Prompt
Skip the images and copy each record exactly as written.

Records provided
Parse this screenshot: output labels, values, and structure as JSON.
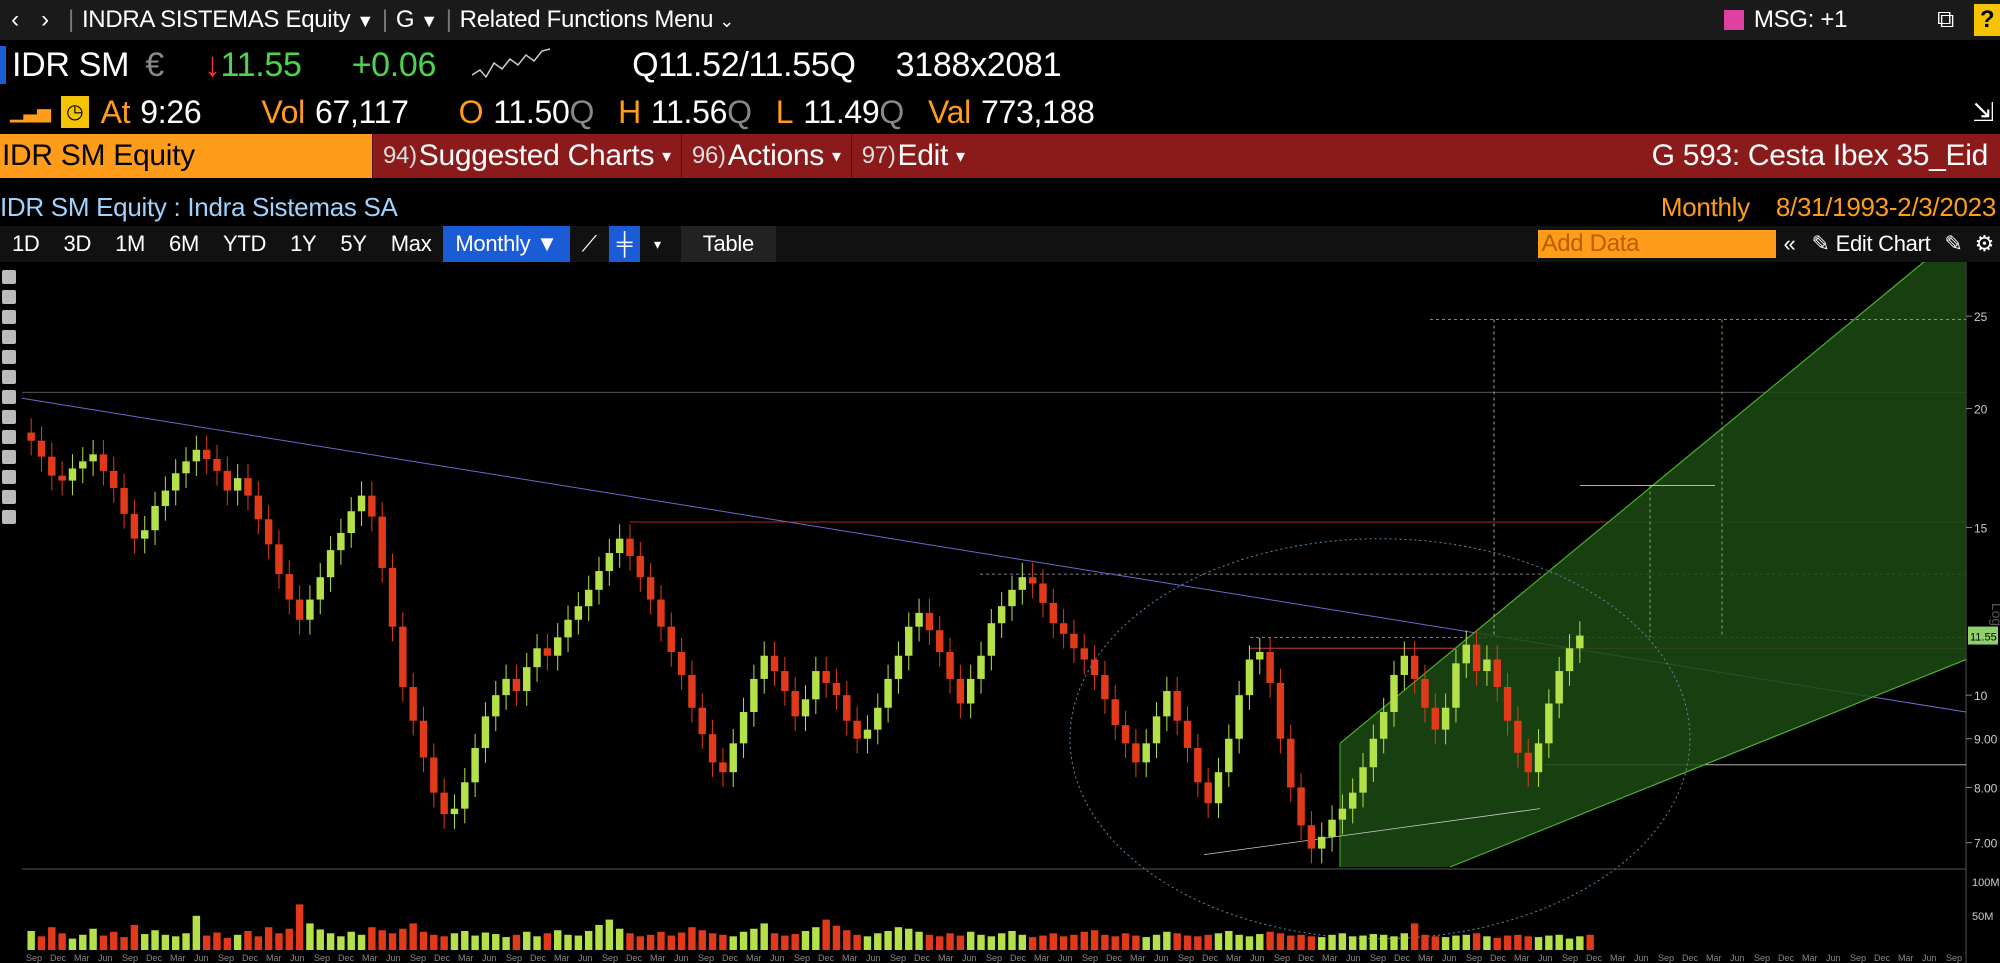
{
  "nav": {
    "back": "‹",
    "forward": "›",
    "security": "INDRA SISTEMAS Equity",
    "function": "G",
    "related": "Related Functions Menu",
    "msg": "MSG: +1",
    "help": "?"
  },
  "quote": {
    "ticker": "IDR SM",
    "currency": "€",
    "last": "11.55",
    "change": "+0.06",
    "bid_ask": "Q11.52/11.55Q",
    "size": "3188x2081",
    "at_label": "At",
    "time": "9:26",
    "vol_label": "Vol",
    "vol": "67,117",
    "open_label": "O",
    "open": "11.50",
    "high_label": "H",
    "high": "11.56",
    "low_label": "L",
    "low": "11.49",
    "val_label": "Val",
    "val": "773,188",
    "q": "Q"
  },
  "header": {
    "ticker_box": "IDR SM Equity",
    "menu": [
      {
        "num": "94)",
        "label": "Suggested Charts"
      },
      {
        "num": "96)",
        "label": "Actions"
      },
      {
        "num": "97)",
        "label": "Edit"
      }
    ],
    "basket": "G 593: Cesta Ibex 35_Eid"
  },
  "info": {
    "title": "IDR SM Equity : Indra Sistemas SA",
    "period": "Monthly",
    "range": "8/31/1993-2/3/2023"
  },
  "toolbar": {
    "ranges": [
      "1D",
      "3D",
      "1M",
      "6M",
      "YTD",
      "1Y",
      "5Y",
      "Max"
    ],
    "frequency": "Monthly ▼",
    "table": "Table",
    "add_data_placeholder": "Add Data",
    "edit_chart": "Edit Chart"
  },
  "chart_data": {
    "type": "candlestick",
    "scale": "Log",
    "y_ticks": [
      25,
      20,
      15,
      10,
      9.0,
      8.0,
      7.0
    ],
    "y_tick_labels": [
      "25",
      "20",
      "15",
      "10",
      "9.00",
      "8.00",
      "7.00"
    ],
    "last_price_label": "11.55",
    "volume_ticks": [
      "100M",
      "50M"
    ],
    "closes": [
      18.5,
      17.8,
      17.0,
      16.8,
      17.3,
      17.6,
      17.9,
      17.2,
      16.5,
      15.5,
      14.6,
      14.9,
      15.8,
      16.4,
      17.1,
      17.6,
      18.1,
      17.7,
      17.2,
      16.4,
      16.9,
      16.2,
      15.3,
      14.4,
      13.4,
      12.6,
      12.0,
      12.6,
      13.3,
      14.2,
      14.8,
      15.6,
      16.2,
      15.4,
      13.6,
      11.8,
      10.2,
      9.4,
      8.6,
      7.9,
      7.5,
      7.6,
      8.1,
      8.8,
      9.5,
      10.0,
      10.4,
      10.1,
      10.7,
      11.2,
      11.0,
      11.5,
      12.0,
      12.4,
      12.9,
      13.5,
      14.1,
      14.6,
      14.0,
      13.3,
      12.6,
      11.8,
      11.1,
      10.5,
      9.7,
      9.1,
      8.5,
      8.3,
      8.9,
      9.6,
      10.4,
      11.0,
      10.6,
      10.1,
      9.5,
      9.9,
      10.6,
      10.3,
      10.0,
      9.4,
      9.0,
      9.2,
      9.7,
      10.4,
      11.0,
      11.8,
      12.2,
      11.7,
      11.1,
      10.4,
      9.8,
      10.4,
      11.0,
      11.9,
      12.4,
      12.9,
      13.3,
      13.1,
      12.5,
      11.9,
      11.6,
      11.2,
      10.9,
      10.5,
      9.9,
      9.3,
      8.9,
      8.5,
      8.9,
      9.5,
      10.1,
      9.4,
      8.8,
      8.1,
      7.7,
      8.3,
      9.0,
      10.0,
      10.9,
      11.1,
      10.3,
      9.0,
      8.0,
      7.3,
      6.9,
      7.1,
      7.4,
      7.6,
      7.9,
      8.4,
      9.0,
      9.6,
      10.5,
      11.0,
      10.4,
      9.7,
      9.2,
      9.7,
      10.8,
      11.3,
      10.6,
      10.9,
      10.2,
      9.4,
      8.7,
      8.3,
      8.9,
      9.8,
      10.6,
      11.2,
      11.55
    ],
    "volumes": [
      25,
      18,
      30,
      22,
      15,
      20,
      28,
      19,
      24,
      17,
      33,
      21,
      26,
      20,
      18,
      22,
      45,
      19,
      23,
      16,
      20,
      25,
      18,
      30,
      22,
      28,
      60,
      35,
      27,
      22,
      18,
      24,
      20,
      30,
      26,
      22,
      28,
      35,
      24,
      20,
      18,
      22,
      25,
      19,
      23,
      21,
      17,
      20,
      24,
      18,
      22,
      26,
      20,
      19,
      25,
      33,
      40,
      28,
      22,
      18,
      20,
      24,
      19,
      23,
      30,
      26,
      22,
      20,
      18,
      24,
      28,
      35,
      22,
      19,
      21,
      25,
      30,
      40,
      32,
      26,
      20,
      18,
      22,
      25,
      30,
      28,
      24,
      20,
      18,
      22,
      19,
      24,
      20,
      18,
      22,
      25,
      20,
      17,
      19,
      22,
      18,
      20,
      24,
      26,
      20,
      18,
      22,
      19,
      17,
      20,
      24,
      22,
      19,
      18,
      20,
      22,
      25,
      20,
      18,
      21,
      24,
      22,
      19,
      20,
      18,
      17,
      20,
      22,
      18,
      19,
      21,
      20,
      18,
      22,
      35,
      20,
      18,
      17,
      19,
      20,
      22,
      18,
      16,
      19,
      20,
      18,
      17,
      19,
      20,
      15,
      18,
      20
    ],
    "x_tick_labels": [
      "Sep",
      "Dec",
      "Mar",
      "Jun"
    ]
  },
  "colors": {
    "up": "#b4e04a",
    "down": "#e03a1a",
    "accent_orange": "#ff9c1a",
    "header_red": "#8b1a1a",
    "active_blue": "#1a5cd6"
  }
}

Solution
Parse this screenshot: output labels, values, and structure as JSON.
{
  "nav": {
    "back": "‹",
    "forward": "›",
    "security": "INDRA SISTEMAS Equity",
    "function": "G",
    "related": "Related Functions Menu",
    "msg": "MSG: +1",
    "help": "?"
  },
  "quote": {
    "ticker": "IDR SM",
    "currency": "€",
    "last": "11.55",
    "change": "+0.06",
    "bid_ask": "Q11.52/11.55Q",
    "size": "3188x2081",
    "at_label": "At",
    "time": "9:26",
    "vol_label": "Vol",
    "vol": "67,117",
    "open_label": "O",
    "open": "11.50",
    "high_label": "H",
    "high": "11.56",
    "low_label": "L",
    "low": "11.49",
    "val_label": "Val",
    "val": "773,188",
    "q": "Q"
  },
  "header": {
    "ticker_box": "IDR SM Equity",
    "menu": [
      {
        "num": "94)",
        "label": "Suggested Charts"
      },
      {
        "num": "96)",
        "label": "Actions"
      },
      {
        "num": "97)",
        "label": "Edit"
      }
    ],
    "basket": "G 593: Cesta Ibex 35_Eid"
  },
  "info": {
    "title": "IDR SM Equity : Indra Sistemas SA",
    "period": "Monthly",
    "range": "8/31/1993-2/3/2023"
  },
  "toolbar": {
    "ranges": [
      "1D",
      "3D",
      "1M",
      "6M",
      "YTD",
      "1Y",
      "5Y",
      "Max"
    ],
    "frequency": "Monthly ▼",
    "table": "Table",
    "add_data_placeholder": "Add Data",
    "edit_chart": "Edit Chart"
  },
  "chart_data": {
    "type": "candlestick",
    "scale": "Log",
    "y_ticks": [
      25,
      20,
      15,
      10,
      9.0,
      8.0,
      7.0
    ],
    "y_tick_labels": [
      "25",
      "20",
      "15",
      "10",
      "9.00",
      "8.00",
      "7.00"
    ],
    "last_price_label": "11.55",
    "volume_ticks": [
      "100M",
      "50M"
    ],
    "closes": [
      18.5,
      17.8,
      17.0,
      16.8,
      17.3,
      17.6,
      17.9,
      17.2,
      16.5,
      15.5,
      14.6,
      14.9,
      15.8,
      16.4,
      17.1,
      17.6,
      18.1,
      17.7,
      17.2,
      16.4,
      16.9,
      16.2,
      15.3,
      14.4,
      13.4,
      12.6,
      12.0,
      12.6,
      13.3,
      14.2,
      14.8,
      15.6,
      16.2,
      15.4,
      13.6,
      11.8,
      10.2,
      9.4,
      8.6,
      7.9,
      7.5,
      7.6,
      8.1,
      8.8,
      9.5,
      10.0,
      10.4,
      10.1,
      10.7,
      11.2,
      11.0,
      11.5,
      12.0,
      12.4,
      12.9,
      13.5,
      14.1,
      14.6,
      14.0,
      13.3,
      12.6,
      11.8,
      11.1,
      10.5,
      9.7,
      9.1,
      8.5,
      8.3,
      8.9,
      9.6,
      10.4,
      11.0,
      10.6,
      10.1,
      9.5,
      9.9,
      10.6,
      10.3,
      10.0,
      9.4,
      9.0,
      9.2,
      9.7,
      10.4,
      11.0,
      11.8,
      12.2,
      11.7,
      11.1,
      10.4,
      9.8,
      10.4,
      11.0,
      11.9,
      12.4,
      12.9,
      13.3,
      13.1,
      12.5,
      11.9,
      11.6,
      11.2,
      10.9,
      10.5,
      9.9,
      9.3,
      8.9,
      8.5,
      8.9,
      9.5,
      10.1,
      9.4,
      8.8,
      8.1,
      7.7,
      8.3,
      9.0,
      10.0,
      10.9,
      11.1,
      10.3,
      9.0,
      8.0,
      7.3,
      6.9,
      7.1,
      7.4,
      7.6,
      7.9,
      8.4,
      9.0,
      9.6,
      10.5,
      11.0,
      10.4,
      9.7,
      9.2,
      9.7,
      10.8,
      11.3,
      10.6,
      10.9,
      10.2,
      9.4,
      8.7,
      8.3,
      8.9,
      9.8,
      10.6,
      11.2,
      11.55
    ],
    "volumes": [
      25,
      18,
      30,
      22,
      15,
      20,
      28,
      19,
      24,
      17,
      33,
      21,
      26,
      20,
      18,
      22,
      45,
      19,
      23,
      16,
      20,
      25,
      18,
      30,
      22,
      28,
      60,
      35,
      27,
      22,
      18,
      24,
      20,
      30,
      26,
      22,
      28,
      35,
      24,
      20,
      18,
      22,
      25,
      19,
      23,
      21,
      17,
      20,
      24,
      18,
      22,
      26,
      20,
      19,
      25,
      33,
      40,
      28,
      22,
      18,
      20,
      24,
      19,
      23,
      30,
      26,
      22,
      20,
      18,
      24,
      28,
      35,
      22,
      19,
      21,
      25,
      30,
      40,
      32,
      26,
      20,
      18,
      22,
      25,
      30,
      28,
      24,
      20,
      18,
      22,
      19,
      24,
      20,
      18,
      22,
      25,
      20,
      17,
      19,
      22,
      18,
      20,
      24,
      26,
      20,
      18,
      22,
      19,
      17,
      20,
      24,
      22,
      19,
      18,
      20,
      22,
      25,
      20,
      18,
      21,
      24,
      22,
      19,
      20,
      18,
      17,
      20,
      22,
      18,
      19,
      21,
      20,
      18,
      22,
      35,
      20,
      18,
      17,
      19,
      20,
      22,
      18,
      16,
      19,
      20,
      18,
      17,
      19,
      20,
      15,
      18,
      20
    ],
    "x_tick_labels": [
      "Sep",
      "Dec",
      "Mar",
      "Jun"
    ]
  },
  "colors": {
    "up": "#b4e04a",
    "down": "#e03a1a",
    "accent_orange": "#ff9c1a",
    "header_red": "#8b1a1a",
    "active_blue": "#1a5cd6"
  }
}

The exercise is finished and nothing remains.